**Stated task**:
Return each line of the records with nothing changed, pictures excepted.

Stored data:
+--
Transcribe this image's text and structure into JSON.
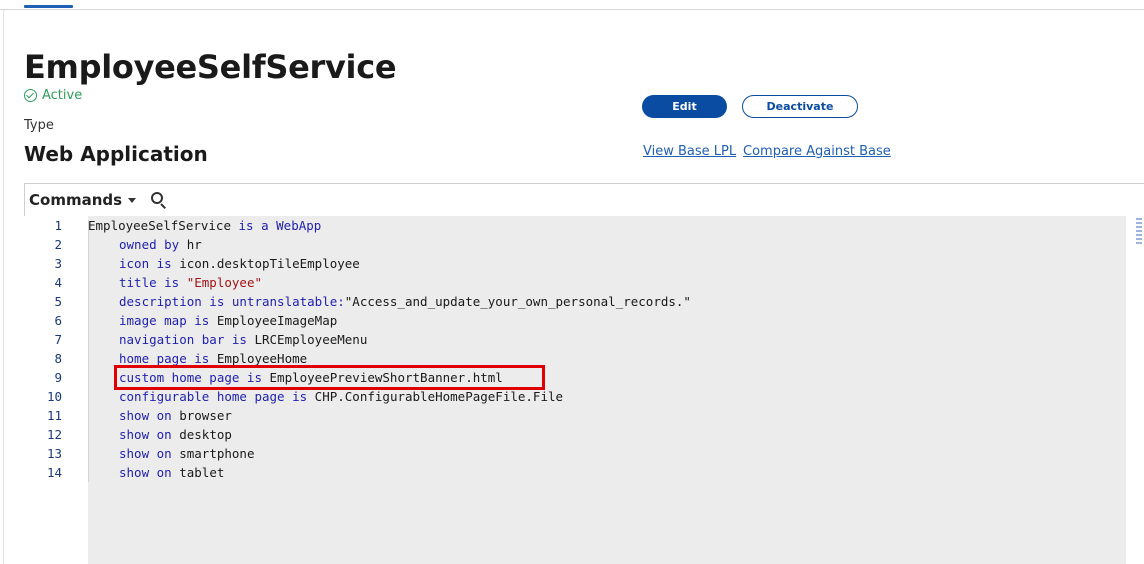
{
  "header": {
    "title": "EmployeeSelfService",
    "status": "Active",
    "type_label": "Type",
    "type_value": "Web Application"
  },
  "actions": {
    "edit_label": "Edit",
    "deactivate_label": "Deactivate",
    "view_base_label": "View Base LPL",
    "compare_label": "Compare Against Base"
  },
  "toolbar": {
    "commands_label": "Commands"
  },
  "editor": {
    "lines": [
      {
        "n": "1",
        "parts": [
          [
            "t",
            "EmployeeSelfService "
          ],
          [
            "k",
            "is a WebApp"
          ]
        ],
        "indent": 0
      },
      {
        "n": "2",
        "parts": [
          [
            "k",
            "owned by"
          ],
          [
            "t",
            " hr"
          ]
        ],
        "indent": 1
      },
      {
        "n": "3",
        "parts": [
          [
            "k",
            "icon is"
          ],
          [
            "t",
            " icon.desktopTileEmployee"
          ]
        ],
        "indent": 1
      },
      {
        "n": "4",
        "parts": [
          [
            "k",
            "title is "
          ],
          [
            "s",
            "\"Employee\""
          ]
        ],
        "indent": 1
      },
      {
        "n": "5",
        "parts": [
          [
            "k",
            "description is untranslatable:"
          ],
          [
            "t",
            "\"Access_and_update_your_own_personal_records.\""
          ]
        ],
        "indent": 1
      },
      {
        "n": "6",
        "parts": [
          [
            "k",
            "image map is"
          ],
          [
            "t",
            " EmployeeImageMap"
          ]
        ],
        "indent": 1
      },
      {
        "n": "7",
        "parts": [
          [
            "k",
            "navigation bar is"
          ],
          [
            "t",
            " LRCEmployeeMenu"
          ]
        ],
        "indent": 1
      },
      {
        "n": "8",
        "parts": [
          [
            "k",
            "home page is"
          ],
          [
            "t",
            " EmployeeHome"
          ]
        ],
        "indent": 1
      },
      {
        "n": "9",
        "parts": [
          [
            "k",
            "custom home page is"
          ],
          [
            "t",
            " EmployeePreviewShortBanner.html"
          ]
        ],
        "indent": 1
      },
      {
        "n": "10",
        "parts": [
          [
            "k",
            "configurable home page is"
          ],
          [
            "t",
            " CHP.ConfigurableHomePageFile.File"
          ]
        ],
        "indent": 1
      },
      {
        "n": "11",
        "parts": [
          [
            "k",
            "show on"
          ],
          [
            "t",
            " browser"
          ]
        ],
        "indent": 1
      },
      {
        "n": "12",
        "parts": [
          [
            "k",
            "show on"
          ],
          [
            "t",
            " desktop"
          ]
        ],
        "indent": 1
      },
      {
        "n": "13",
        "parts": [
          [
            "k",
            "show on"
          ],
          [
            "t",
            " smartphone"
          ]
        ],
        "indent": 1
      },
      {
        "n": "14",
        "parts": [
          [
            "k",
            "show on"
          ],
          [
            "t",
            " tablet"
          ]
        ],
        "indent": 1
      }
    ]
  },
  "colors": {
    "accent": "#0b4ca3",
    "status": "#2e9e5b",
    "highlight": "#e00000",
    "keyword": "#1f1fb0",
    "string": "#a31515"
  },
  "icons": {
    "status": "check-circle-icon",
    "commands": "chevron-down-icon",
    "search": "search-icon"
  }
}
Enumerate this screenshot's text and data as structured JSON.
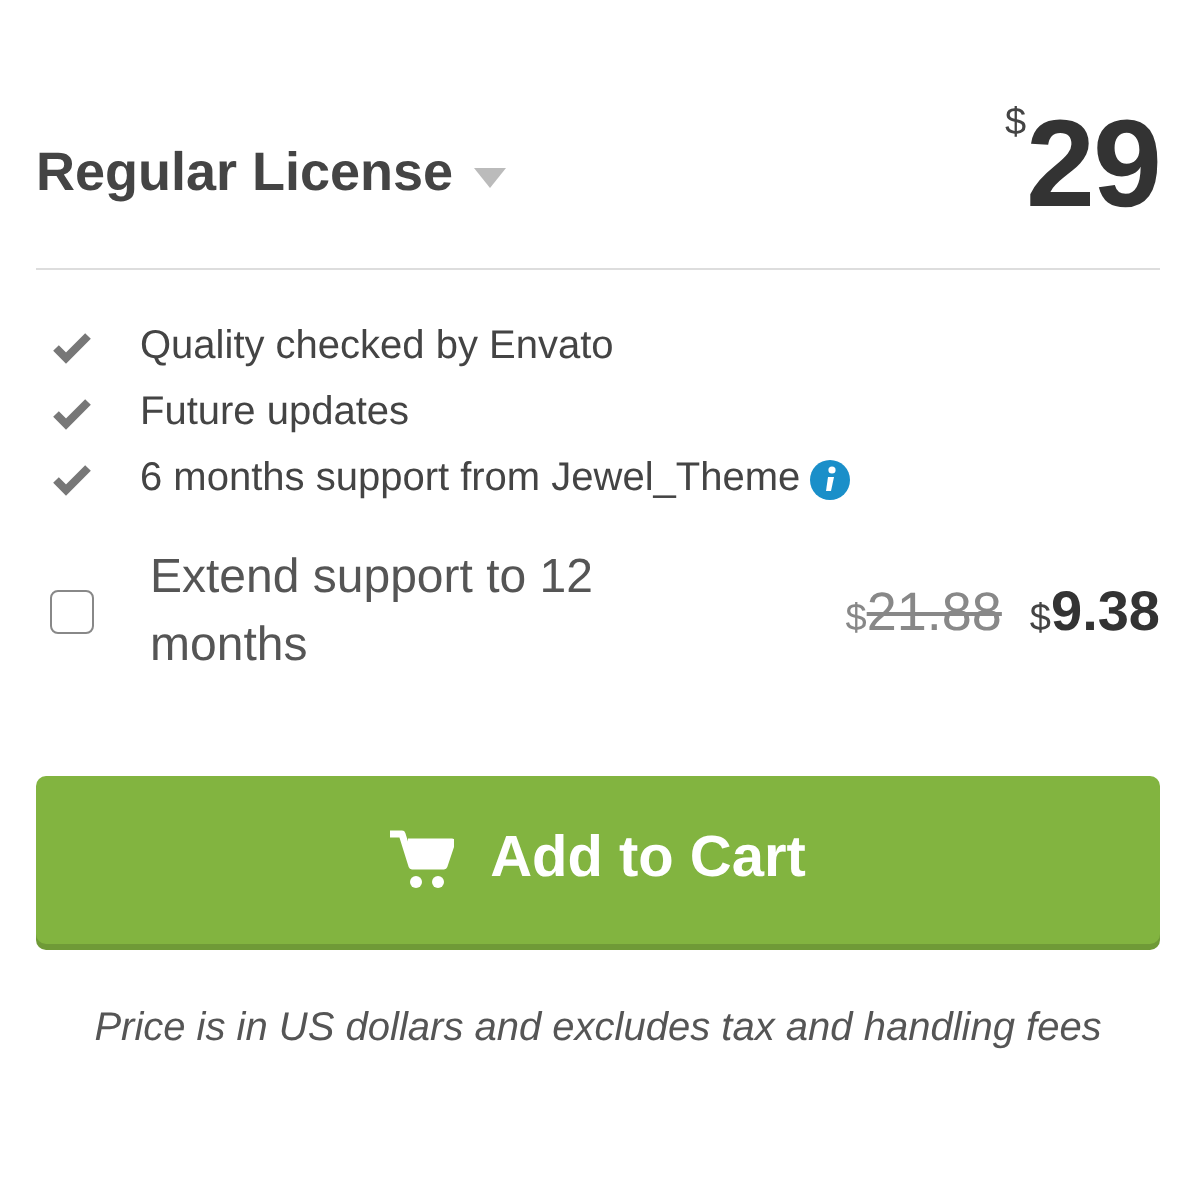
{
  "license": {
    "title": "Regular License",
    "currency": "$",
    "amount": "29"
  },
  "features": [
    {
      "text": "Quality checked by Envato",
      "info": false
    },
    {
      "text": "Future updates",
      "info": false
    },
    {
      "text": "6 months support from Jewel_Theme",
      "info": true
    }
  ],
  "extend": {
    "label": "Extend support to 12 months",
    "checked": false,
    "old_currency": "$",
    "old_amount": "21.88",
    "new_currency": "$",
    "new_amount": "9.38"
  },
  "button": {
    "label": "Add to Cart"
  },
  "note": "Price is in US dollars and excludes tax and handling fees"
}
+--
**Reply to the task**:
Transcribe this image's text and structure into JSON.
{
  "header": {
    "title": "EmployeeSelfService",
    "status": "Active",
    "type_label": "Type",
    "type_value": "Web Application"
  },
  "actions": {
    "edit_label": "Edit",
    "deactivate_label": "Deactivate",
    "view_base_label": "View Base LPL",
    "compare_label": "Compare Against Base"
  },
  "toolbar": {
    "commands_label": "Commands"
  },
  "editor": {
    "lines": [
      {
        "n": "1",
        "parts": [
          [
            "t",
            "EmployeeSelfService "
          ],
          [
            "k",
            "is a WebApp"
          ]
        ],
        "indent": 0
      },
      {
        "n": "2",
        "parts": [
          [
            "k",
            "owned by"
          ],
          [
            "t",
            " hr"
          ]
        ],
        "indent": 1
      },
      {
        "n": "3",
        "parts": [
          [
            "k",
            "icon is"
          ],
          [
            "t",
            " icon.desktopTileEmployee"
          ]
        ],
        "indent": 1
      },
      {
        "n": "4",
        "parts": [
          [
            "k",
            "title is "
          ],
          [
            "s",
            "\"Employee\""
          ]
        ],
        "indent": 1
      },
      {
        "n": "5",
        "parts": [
          [
            "k",
            "description is untranslatable:"
          ],
          [
            "t",
            "\"Access_and_update_your_own_personal_records.\""
          ]
        ],
        "indent": 1
      },
      {
        "n": "6",
        "parts": [
          [
            "k",
            "image map is"
          ],
          [
            "t",
            " EmployeeImageMap"
          ]
        ],
        "indent": 1
      },
      {
        "n": "7",
        "parts": [
          [
            "k",
            "navigation bar is"
          ],
          [
            "t",
            " LRCEmployeeMenu"
          ]
        ],
        "indent": 1
      },
      {
        "n": "8",
        "parts": [
          [
            "k",
            "home page is"
          ],
          [
            "t",
            " EmployeeHome"
          ]
        ],
        "indent": 1
      },
      {
        "n": "9",
        "parts": [
          [
            "k",
            "custom home page is"
          ],
          [
            "t",
            " EmployeePreviewShortBanner.html"
          ]
        ],
        "indent": 1
      },
      {
        "n": "10",
        "parts": [
          [
            "k",
            "configurable home page is"
          ],
          [
            "t",
            " CHP.ConfigurableHomePageFile.File"
          ]
        ],
        "indent": 1
      },
      {
        "n": "11",
        "parts": [
          [
            "k",
            "show on"
          ],
          [
            "t",
            " browser"
          ]
        ],
        "indent": 1
      },
      {
        "n": "12",
        "parts": [
          [
            "k",
            "show on"
          ],
          [
            "t",
            " desktop"
          ]
        ],
        "indent": 1
      },
      {
        "n": "13",
        "parts": [
          [
            "k",
            "show on"
          ],
          [
            "t",
            " smartphone"
          ]
        ],
        "indent": 1
      },
      {
        "n": "14",
        "parts": [
          [
            "k",
            "show on"
          ],
          [
            "t",
            " tablet"
          ]
        ],
        "indent": 1
      }
    ]
  },
  "colors": {
    "accent": "#0b4ca3",
    "status": "#2e9e5b",
    "highlight": "#e00000",
    "keyword": "#1f1fb0",
    "string": "#a31515"
  },
  "icons": {
    "status": "check-circle-icon",
    "commands": "chevron-down-icon",
    "search": "search-icon"
  }
}
Enumerate this screenshot's text and data as structured JSON.
{
  "license": {
    "title": "Regular License",
    "currency": "$",
    "amount": "29"
  },
  "features": [
    {
      "text": "Quality checked by Envato",
      "info": false
    },
    {
      "text": "Future updates",
      "info": false
    },
    {
      "text": "6 months support from Jewel_Theme",
      "info": true
    }
  ],
  "extend": {
    "label": "Extend support to 12 months",
    "checked": false,
    "old_currency": "$",
    "old_amount": "21.88",
    "new_currency": "$",
    "new_amount": "9.38"
  },
  "button": {
    "label": "Add to Cart"
  },
  "note": "Price is in US dollars and excludes tax and handling fees"
}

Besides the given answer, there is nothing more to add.